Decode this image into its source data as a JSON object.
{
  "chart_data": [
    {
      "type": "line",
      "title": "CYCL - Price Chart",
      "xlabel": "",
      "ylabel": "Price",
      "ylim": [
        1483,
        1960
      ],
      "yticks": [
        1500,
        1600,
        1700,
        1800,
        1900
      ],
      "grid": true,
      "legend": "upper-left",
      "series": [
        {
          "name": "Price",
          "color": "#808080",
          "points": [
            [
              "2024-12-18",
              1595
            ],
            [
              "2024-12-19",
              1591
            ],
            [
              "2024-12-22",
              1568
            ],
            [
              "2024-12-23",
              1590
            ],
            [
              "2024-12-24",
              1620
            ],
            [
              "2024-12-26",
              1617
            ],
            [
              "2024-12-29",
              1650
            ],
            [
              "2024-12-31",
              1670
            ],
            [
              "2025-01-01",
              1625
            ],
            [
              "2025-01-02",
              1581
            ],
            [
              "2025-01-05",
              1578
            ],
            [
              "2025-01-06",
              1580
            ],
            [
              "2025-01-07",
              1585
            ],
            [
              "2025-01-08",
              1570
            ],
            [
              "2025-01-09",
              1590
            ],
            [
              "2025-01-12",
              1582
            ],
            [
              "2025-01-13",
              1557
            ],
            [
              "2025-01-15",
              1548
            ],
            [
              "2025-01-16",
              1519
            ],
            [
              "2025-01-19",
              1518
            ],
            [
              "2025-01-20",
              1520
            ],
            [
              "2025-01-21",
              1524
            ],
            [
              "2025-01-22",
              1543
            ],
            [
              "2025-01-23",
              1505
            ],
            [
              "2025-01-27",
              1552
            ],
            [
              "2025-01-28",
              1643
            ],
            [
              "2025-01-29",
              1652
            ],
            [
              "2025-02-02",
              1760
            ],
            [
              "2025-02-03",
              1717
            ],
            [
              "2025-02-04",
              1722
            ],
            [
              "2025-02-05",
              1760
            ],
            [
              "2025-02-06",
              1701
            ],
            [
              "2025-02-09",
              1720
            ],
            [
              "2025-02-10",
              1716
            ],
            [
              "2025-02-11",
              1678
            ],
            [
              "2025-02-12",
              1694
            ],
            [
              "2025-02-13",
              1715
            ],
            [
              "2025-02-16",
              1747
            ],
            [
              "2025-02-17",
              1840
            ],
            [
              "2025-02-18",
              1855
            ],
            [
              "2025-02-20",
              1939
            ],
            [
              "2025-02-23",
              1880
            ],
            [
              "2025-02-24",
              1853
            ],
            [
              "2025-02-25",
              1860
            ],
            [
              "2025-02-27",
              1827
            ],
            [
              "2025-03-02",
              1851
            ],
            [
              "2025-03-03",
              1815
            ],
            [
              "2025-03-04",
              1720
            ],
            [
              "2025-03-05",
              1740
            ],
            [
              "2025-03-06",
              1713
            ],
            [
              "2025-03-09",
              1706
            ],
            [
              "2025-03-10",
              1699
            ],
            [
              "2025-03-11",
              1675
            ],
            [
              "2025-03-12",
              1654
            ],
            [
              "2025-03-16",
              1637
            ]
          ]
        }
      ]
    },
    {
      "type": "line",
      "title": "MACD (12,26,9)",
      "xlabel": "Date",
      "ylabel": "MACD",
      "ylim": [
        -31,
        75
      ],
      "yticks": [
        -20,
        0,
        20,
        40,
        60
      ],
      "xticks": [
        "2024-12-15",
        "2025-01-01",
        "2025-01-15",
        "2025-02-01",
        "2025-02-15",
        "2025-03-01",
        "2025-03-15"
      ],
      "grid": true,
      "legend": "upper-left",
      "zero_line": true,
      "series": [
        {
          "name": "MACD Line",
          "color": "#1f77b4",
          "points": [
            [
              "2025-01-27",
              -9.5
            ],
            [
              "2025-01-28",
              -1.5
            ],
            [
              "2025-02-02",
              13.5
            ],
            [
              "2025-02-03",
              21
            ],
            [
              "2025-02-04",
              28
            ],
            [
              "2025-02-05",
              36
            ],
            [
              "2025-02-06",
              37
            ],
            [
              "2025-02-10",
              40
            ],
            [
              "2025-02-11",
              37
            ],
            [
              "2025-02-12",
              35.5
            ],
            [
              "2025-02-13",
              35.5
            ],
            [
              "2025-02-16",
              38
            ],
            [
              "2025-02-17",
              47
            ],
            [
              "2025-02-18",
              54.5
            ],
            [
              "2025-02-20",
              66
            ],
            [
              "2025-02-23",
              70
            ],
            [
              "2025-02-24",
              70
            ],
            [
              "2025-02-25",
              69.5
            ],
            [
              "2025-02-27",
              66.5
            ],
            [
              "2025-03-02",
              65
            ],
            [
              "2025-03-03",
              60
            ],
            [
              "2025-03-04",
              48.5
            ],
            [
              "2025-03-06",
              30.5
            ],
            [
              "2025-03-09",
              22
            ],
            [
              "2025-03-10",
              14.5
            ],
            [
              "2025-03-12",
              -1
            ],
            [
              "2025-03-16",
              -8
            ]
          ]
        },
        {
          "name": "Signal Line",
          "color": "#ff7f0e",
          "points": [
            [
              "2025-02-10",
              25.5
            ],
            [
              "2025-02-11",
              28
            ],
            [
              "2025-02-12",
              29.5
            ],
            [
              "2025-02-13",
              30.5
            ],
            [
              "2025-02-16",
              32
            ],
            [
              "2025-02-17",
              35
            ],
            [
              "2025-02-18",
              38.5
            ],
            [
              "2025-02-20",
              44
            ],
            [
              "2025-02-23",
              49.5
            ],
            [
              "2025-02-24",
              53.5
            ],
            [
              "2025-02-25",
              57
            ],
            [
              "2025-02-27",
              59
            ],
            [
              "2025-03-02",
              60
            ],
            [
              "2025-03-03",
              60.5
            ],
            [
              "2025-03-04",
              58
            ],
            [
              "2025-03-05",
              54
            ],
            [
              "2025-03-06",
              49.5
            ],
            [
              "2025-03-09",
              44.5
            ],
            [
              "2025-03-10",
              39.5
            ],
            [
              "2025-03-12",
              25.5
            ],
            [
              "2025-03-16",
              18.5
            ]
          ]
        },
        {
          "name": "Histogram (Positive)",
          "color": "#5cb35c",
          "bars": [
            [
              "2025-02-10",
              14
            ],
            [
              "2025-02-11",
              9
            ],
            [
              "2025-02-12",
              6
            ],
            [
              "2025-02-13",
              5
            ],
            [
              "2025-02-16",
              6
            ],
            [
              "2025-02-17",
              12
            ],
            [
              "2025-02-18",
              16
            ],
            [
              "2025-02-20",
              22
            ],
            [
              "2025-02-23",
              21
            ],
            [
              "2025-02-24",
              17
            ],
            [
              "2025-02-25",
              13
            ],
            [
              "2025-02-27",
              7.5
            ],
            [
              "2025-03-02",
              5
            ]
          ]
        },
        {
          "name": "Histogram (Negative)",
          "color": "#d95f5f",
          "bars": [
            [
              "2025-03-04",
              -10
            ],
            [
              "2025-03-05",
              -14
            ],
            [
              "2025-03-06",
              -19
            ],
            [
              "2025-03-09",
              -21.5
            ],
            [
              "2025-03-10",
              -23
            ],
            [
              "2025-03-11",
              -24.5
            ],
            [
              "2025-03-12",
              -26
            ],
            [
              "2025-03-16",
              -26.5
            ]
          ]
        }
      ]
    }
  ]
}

........

*Exercise instructions*: Extract the listing in its entirety and repeat it exactly.

*Response to the exercise*:
Decode this image into its source data as a JSON object.
{
  "chart_data": [
    {
      "type": "line",
      "title": "CYCL - Price Chart",
      "xlabel": "",
      "ylabel": "Price",
      "ylim": [
        1483,
        1960
      ],
      "yticks": [
        1500,
        1600,
        1700,
        1800,
        1900
      ],
      "grid": true,
      "legend": "upper-left",
      "series": [
        {
          "name": "Price",
          "color": "#808080",
          "points": [
            [
              "2024-12-18",
              1595
            ],
            [
              "2024-12-19",
              1591
            ],
            [
              "2024-12-22",
              1568
            ],
            [
              "2024-12-23",
              1590
            ],
            [
              "2024-12-24",
              1620
            ],
            [
              "2024-12-26",
              1617
            ],
            [
              "2024-12-29",
              1650
            ],
            [
              "2024-12-31",
              1670
            ],
            [
              "2025-01-01",
              1625
            ],
            [
              "2025-01-02",
              1581
            ],
            [
              "2025-01-05",
              1578
            ],
            [
              "2025-01-06",
              1580
            ],
            [
              "2025-01-07",
              1585
            ],
            [
              "2025-01-08",
              1570
            ],
            [
              "2025-01-09",
              1590
            ],
            [
              "2025-01-12",
              1582
            ],
            [
              "2025-01-13",
              1557
            ],
            [
              "2025-01-15",
              1548
            ],
            [
              "2025-01-16",
              1519
            ],
            [
              "2025-01-19",
              1518
            ],
            [
              "2025-01-20",
              1520
            ],
            [
              "2025-01-21",
              1524
            ],
            [
              "2025-01-22",
              1543
            ],
            [
              "2025-01-23",
              1505
            ],
            [
              "2025-01-27",
              1552
            ],
            [
              "2025-01-28",
              1643
            ],
            [
              "2025-01-29",
              1652
            ],
            [
              "2025-02-02",
              1760
            ],
            [
              "2025-02-03",
              1717
            ],
            [
              "2025-02-04",
              1722
            ],
            [
              "2025-02-05",
              1760
            ],
            [
              "2025-02-06",
              1701
            ],
            [
              "2025-02-09",
              1720
            ],
            [
              "2025-02-10",
              1716
            ],
            [
              "2025-02-11",
              1678
            ],
            [
              "2025-02-12",
              1694
            ],
            [
              "2025-02-13",
              1715
            ],
            [
              "2025-02-16",
              1747
            ],
            [
              "2025-02-17",
              1840
            ],
            [
              "2025-02-18",
              1855
            ],
            [
              "2025-02-20",
              1939
            ],
            [
              "2025-02-23",
              1880
            ],
            [
              "2025-02-24",
              1853
            ],
            [
              "2025-02-25",
              1860
            ],
            [
              "2025-02-27",
              1827
            ],
            [
              "2025-03-02",
              1851
            ],
            [
              "2025-03-03",
              1815
            ],
            [
              "2025-03-04",
              1720
            ],
            [
              "2025-03-05",
              1740
            ],
            [
              "2025-03-06",
              1713
            ],
            [
              "2025-03-09",
              1706
            ],
            [
              "2025-03-10",
              1699
            ],
            [
              "2025-03-11",
              1675
            ],
            [
              "2025-03-12",
              1654
            ],
            [
              "2025-03-16",
              1637
            ]
          ]
        }
      ]
    },
    {
      "type": "line",
      "title": "MACD (12,26,9)",
      "xlabel": "Date",
      "ylabel": "MACD",
      "ylim": [
        -31,
        75
      ],
      "yticks": [
        -20,
        0,
        20,
        40,
        60
      ],
      "xticks": [
        "2024-12-15",
        "2025-01-01",
        "2025-01-15",
        "2025-02-01",
        "2025-02-15",
        "2025-03-01",
        "2025-03-15"
      ],
      "grid": true,
      "legend": "upper-left",
      "zero_line": true,
      "series": [
        {
          "name": "MACD Line",
          "color": "#1f77b4",
          "points": [
            [
              "2025-01-27",
              -9.5
            ],
            [
              "2025-01-28",
              -1.5
            ],
            [
              "2025-02-02",
              13.5
            ],
            [
              "2025-02-03",
              21
            ],
            [
              "2025-02-04",
              28
            ],
            [
              "2025-02-05",
              36
            ],
            [
              "2025-02-06",
              37
            ],
            [
              "2025-02-10",
              40
            ],
            [
              "2025-02-11",
              37
            ],
            [
              "2025-02-12",
              35.5
            ],
            [
              "2025-02-13",
              35.5
            ],
            [
              "2025-02-16",
              38
            ],
            [
              "2025-02-17",
              47
            ],
            [
              "2025-02-18",
              54.5
            ],
            [
              "2025-02-20",
              66
            ],
            [
              "2025-02-23",
              70
            ],
            [
              "2025-02-24",
              70
            ],
            [
              "2025-02-25",
              69.5
            ],
            [
              "2025-02-27",
              66.5
            ],
            [
              "2025-03-02",
              65
            ],
            [
              "2025-03-03",
              60
            ],
            [
              "2025-03-04",
              48.5
            ],
            [
              "2025-03-06",
              30.5
            ],
            [
              "2025-03-09",
              22
            ],
            [
              "2025-03-10",
              14.5
            ],
            [
              "2025-03-12",
              -1
            ],
            [
              "2025-03-16",
              -8
            ]
          ]
        },
        {
          "name": "Signal Line",
          "color": "#ff7f0e",
          "points": [
            [
              "2025-02-10",
              25.5
            ],
            [
              "2025-02-11",
              28
            ],
            [
              "2025-02-12",
              29.5
            ],
            [
              "2025-02-13",
              30.5
            ],
            [
              "2025-02-16",
              32
            ],
            [
              "2025-02-17",
              35
            ],
            [
              "2025-02-18",
              38.5
            ],
            [
              "2025-02-20",
              44
            ],
            [
              "2025-02-23",
              49.5
            ],
            [
              "2025-02-24",
              53.5
            ],
            [
              "2025-02-25",
              57
            ],
            [
              "2025-02-27",
              59
            ],
            [
              "2025-03-02",
              60
            ],
            [
              "2025-03-03",
              60.5
            ],
            [
              "2025-03-04",
              58
            ],
            [
              "2025-03-05",
              54
            ],
            [
              "2025-03-06",
              49.5
            ],
            [
              "2025-03-09",
              44.5
            ],
            [
              "2025-03-10",
              39.5
            ],
            [
              "2025-03-12",
              25.5
            ],
            [
              "2025-03-16",
              18.5
            ]
          ]
        },
        {
          "name": "Histogram (Positive)",
          "color": "#5cb35c",
          "bars": [
            [
              "2025-02-10",
              14
            ],
            [
              "2025-02-11",
              9
            ],
            [
              "2025-02-12",
              6
            ],
            [
              "2025-02-13",
              5
            ],
            [
              "2025-02-16",
              6
            ],
            [
              "2025-02-17",
              12
            ],
            [
              "2025-02-18",
              16
            ],
            [
              "2025-02-20",
              22
            ],
            [
              "2025-02-23",
              21
            ],
            [
              "2025-02-24",
              17
            ],
            [
              "2025-02-25",
              13
            ],
            [
              "2025-02-27",
              7.5
            ],
            [
              "2025-03-02",
              5
            ]
          ]
        },
        {
          "name": "Histogram (Negative)",
          "color": "#d95f5f",
          "bars": [
            [
              "2025-03-04",
              -10
            ],
            [
              "2025-03-05",
              -14
            ],
            [
              "2025-03-06",
              -19
            ],
            [
              "2025-03-09",
              -21.5
            ],
            [
              "2025-03-10",
              -23
            ],
            [
              "2025-03-11",
              -24.5
            ],
            [
              "2025-03-12",
              -26
            ],
            [
              "2025-03-16",
              -26.5
            ]
          ]
        }
      ]
    }
  ]
}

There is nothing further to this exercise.